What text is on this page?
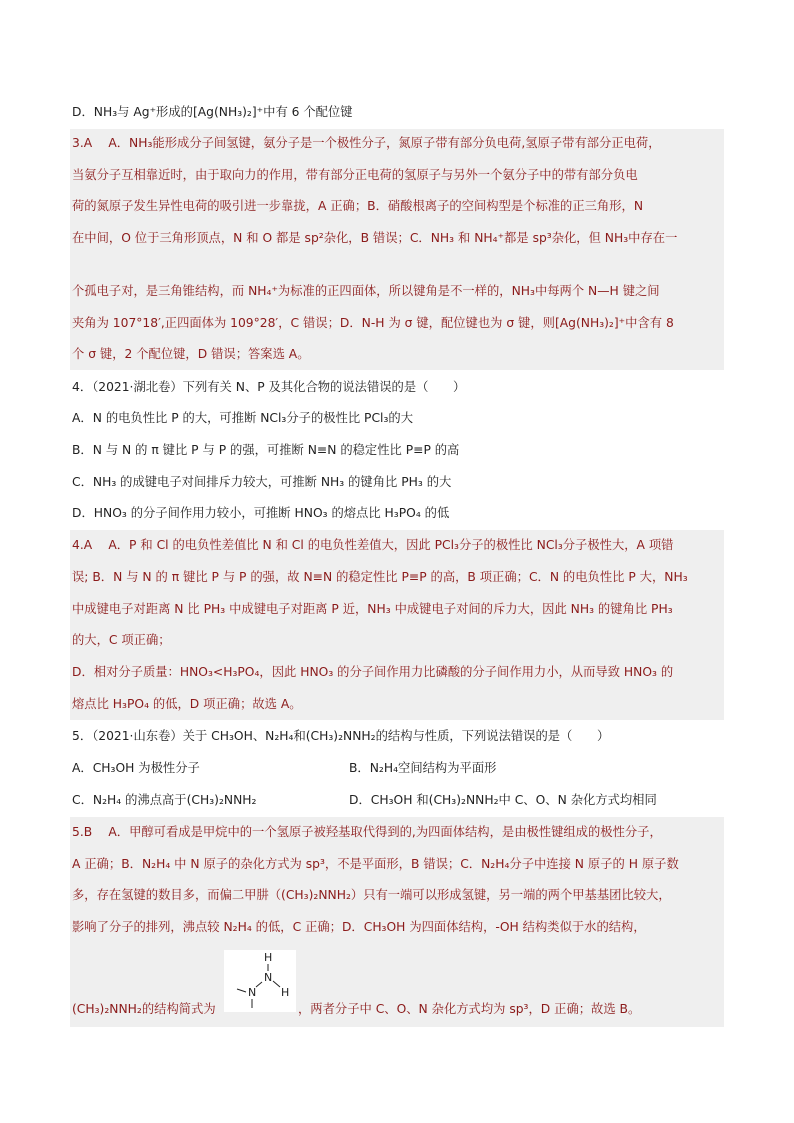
D．NH₃与 Ag⁺形成的[Ag(NH₃)₂]⁺中有 6 个配位键
3.A　 A．NH₃能形成分子间氢键，氨分子是一个极性分子，氮原子带有部分负电荷,氢原子带有部分正电荷，
当氨分子互相靠近时，由于取向力的作用，带有部分正电荷的氢原子与另外一个氨分子中的带有部分负电
荷的氮原子发生异性电荷的吸引进一步靠拢，A 正确；B．硝酸根离子的空间构型是个标准的正三角形，N
在中间，O 位于三角形顶点，N 和 O 都是 sp²杂化，B 错误；C．NH₃ 和 NH₄⁺都是 sp³杂化，但 NH₃中存在一
个孤电子对，是三角锥结构，而 NH₄⁺为标准的正四面体，所以键角是不一样的，NH₃中每两个 N—H 键之间
夹角为 107°18′,正四面体为 109°28′，C 错误；D．N-H 为 σ 键，配位键也为 σ 键，则[Ag(NH₃)₂]⁺中含有 8
个 σ 键，2 个配位键，D 错误；答案选 A。
4．（2021·湖北卷）下列有关 N、P 及其化合物的说法错误的是（　　）
A．N 的电负性比 P 的大，可推断 NCl₃分子的极性比 PCl₃的大
B．N 与 N 的 π 键比 P 与 P 的强，可推断 N≡N 的稳定性比 P≡P 的高
C．NH₃ 的成键电子对间排斥力较大，可推断 NH₃ 的键角比 PH₃ 的大
D．HNO₃ 的分子间作用力较小，可推断 HNO₃ 的熔点比 H₃PO₄ 的低
4.A　 A．P 和 Cl 的电负性差值比 N 和 Cl 的电负性差值大，因此 PCl₃分子的极性比 NCl₃分子极性大，A 项错
误; B．N 与 N 的 π 键比 P 与 P 的强，故 N≡N 的稳定性比 P≡P 的高，B 项正确；C．N 的电负性比 P 大，NH₃
中成键电子对距离 N 比 PH₃ 中成键电子对距离 P 近，NH₃ 中成键电子对间的斥力大，因此 NH₃ 的键角比 PH₃
的大，C 项正确；
D．相对分子质量：HNO₃<H₃PO₄，因此 HNO₃ 的分子间作用力比磷酸的分子间作用力小，从而导致 HNO₃ 的
熔点比 H₃PO₄ 的低，D 项正确；故选 A。
5．（2021·山东卷）关于 CH₃OH、N₂H₄和(CH₃)₂NNH₂的结构与性质，下列说法错误的是（　　）
A．CH₃OH 为极性分子	B．N₂H₄空间结构为平面形
C．N₂H₄ 的沸点高于(CH₃)₂NNH₂	D．CH₃OH 和(CH₃)₂NNH₂中 C、O、N 杂化方式均相同
5.B　 A．甲醇可看成是甲烷中的一个氢原子被羟基取代得到的,为四面体结构，是由极性键组成的极性分子，
A 正确；B．N₂H₄ 中 N 原子的杂化方式为 sp³，不是平面形，B 错误；C．N₂H₄分子中连接 N 原子的 H 原子数
多，存在氢键的数目多，而偏二甲肼（(CH₃)₂NNH₂）只有一端可以形成氢键，另一端的两个甲基基团比较大，
影响了分子的排列，沸点较 N₂H₄ 的低，C 正确；D．CH₃OH 为四面体结构，-OH 结构类似于水的结构，
(CH₃)₂NNH₂的结构简式为
H
N
N H
，两者分子中 C、O、N 杂化方式均为 sp³，D 正确；故选 B。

[REQUIRED WORK]:
Images should not appear in the copy; retype the listing above exactly.

[ANSWER TO THE EXERCISE]:
What text is on this page?
D．NH₃与 Ag⁺形成的[Ag(NH₃)₂]⁺中有 6 个配位键
3.A　 A．NH₃能形成分子间氢键，氨分子是一个极性分子，氮原子带有部分负电荷,氢原子带有部分正电荷，
当氨分子互相靠近时，由于取向力的作用，带有部分正电荷的氢原子与另外一个氨分子中的带有部分负电
荷的氮原子发生异性电荷的吸引进一步靠拢，A 正确；B．硝酸根离子的空间构型是个标准的正三角形，N
在中间，O 位于三角形顶点，N 和 O 都是 sp²杂化，B 错误；C．NH₃ 和 NH₄⁺都是 sp³杂化，但 NH₃中存在一
个孤电子对，是三角锥结构，而 NH₄⁺为标准的正四面体，所以键角是不一样的，NH₃中每两个 N—H 键之间
夹角为 107°18′,正四面体为 109°28′，C 错误；D．N-H 为 σ 键，配位键也为 σ 键，则[Ag(NH₃)₂]⁺中含有 8
个 σ 键，2 个配位键，D 错误；答案选 A。
4．（2021·湖北卷）下列有关 N、P 及其化合物的说法错误的是（　　）
A．N 的电负性比 P 的大，可推断 NCl₃分子的极性比 PCl₃的大
B．N 与 N 的 π 键比 P 与 P 的强，可推断 N≡N 的稳定性比 P≡P 的高
C．NH₃ 的成键电子对间排斥力较大，可推断 NH₃ 的键角比 PH₃ 的大
D．HNO₃ 的分子间作用力较小，可推断 HNO₃ 的熔点比 H₃PO₄ 的低
4.A　 A．P 和 Cl 的电负性差值比 N 和 Cl 的电负性差值大，因此 PCl₃分子的极性比 NCl₃分子极性大，A 项错
误; B．N 与 N 的 π 键比 P 与 P 的强，故 N≡N 的稳定性比 P≡P 的高，B 项正确；C．N 的电负性比 P 大，NH₃
中成键电子对距离 N 比 PH₃ 中成键电子对距离 P 近，NH₃ 中成键电子对间的斥力大，因此 NH₃ 的键角比 PH₃
的大，C 项正确；
D．相对分子质量：HNO₃<H₃PO₄，因此 HNO₃ 的分子间作用力比磷酸的分子间作用力小，从而导致 HNO₃ 的
熔点比 H₃PO₄ 的低，D 项正确；故选 A。
5．（2021·山东卷）关于 CH₃OH、N₂H₄和(CH₃)₂NNH₂的结构与性质，下列说法错误的是（　　）
A．CH₃OH 为极性分子	B．N₂H₄空间结构为平面形
C．N₂H₄ 的沸点高于(CH₃)₂NNH₂	D．CH₃OH 和(CH₃)₂NNH₂中 C、O、N 杂化方式均相同
5.B　 A．甲醇可看成是甲烷中的一个氢原子被羟基取代得到的,为四面体结构，是由极性键组成的极性分子，
A 正确；B．N₂H₄ 中 N 原子的杂化方式为 sp³，不是平面形，B 错误；C．N₂H₄分子中连接 N 原子的 H 原子数
多，存在氢键的数目多，而偏二甲肼（(CH₃)₂NNH₂）只有一端可以形成氢键，另一端的两个甲基基团比较大，
影响了分子的排列，沸点较 N₂H₄ 的低，C 正确；D．CH₃OH 为四面体结构，-OH 结构类似于水的结构，
(CH₃)₂NNH₂的结构简式为
H
N
N H
，两者分子中 C、O、N 杂化方式均为 sp³，D 正确；故选 B。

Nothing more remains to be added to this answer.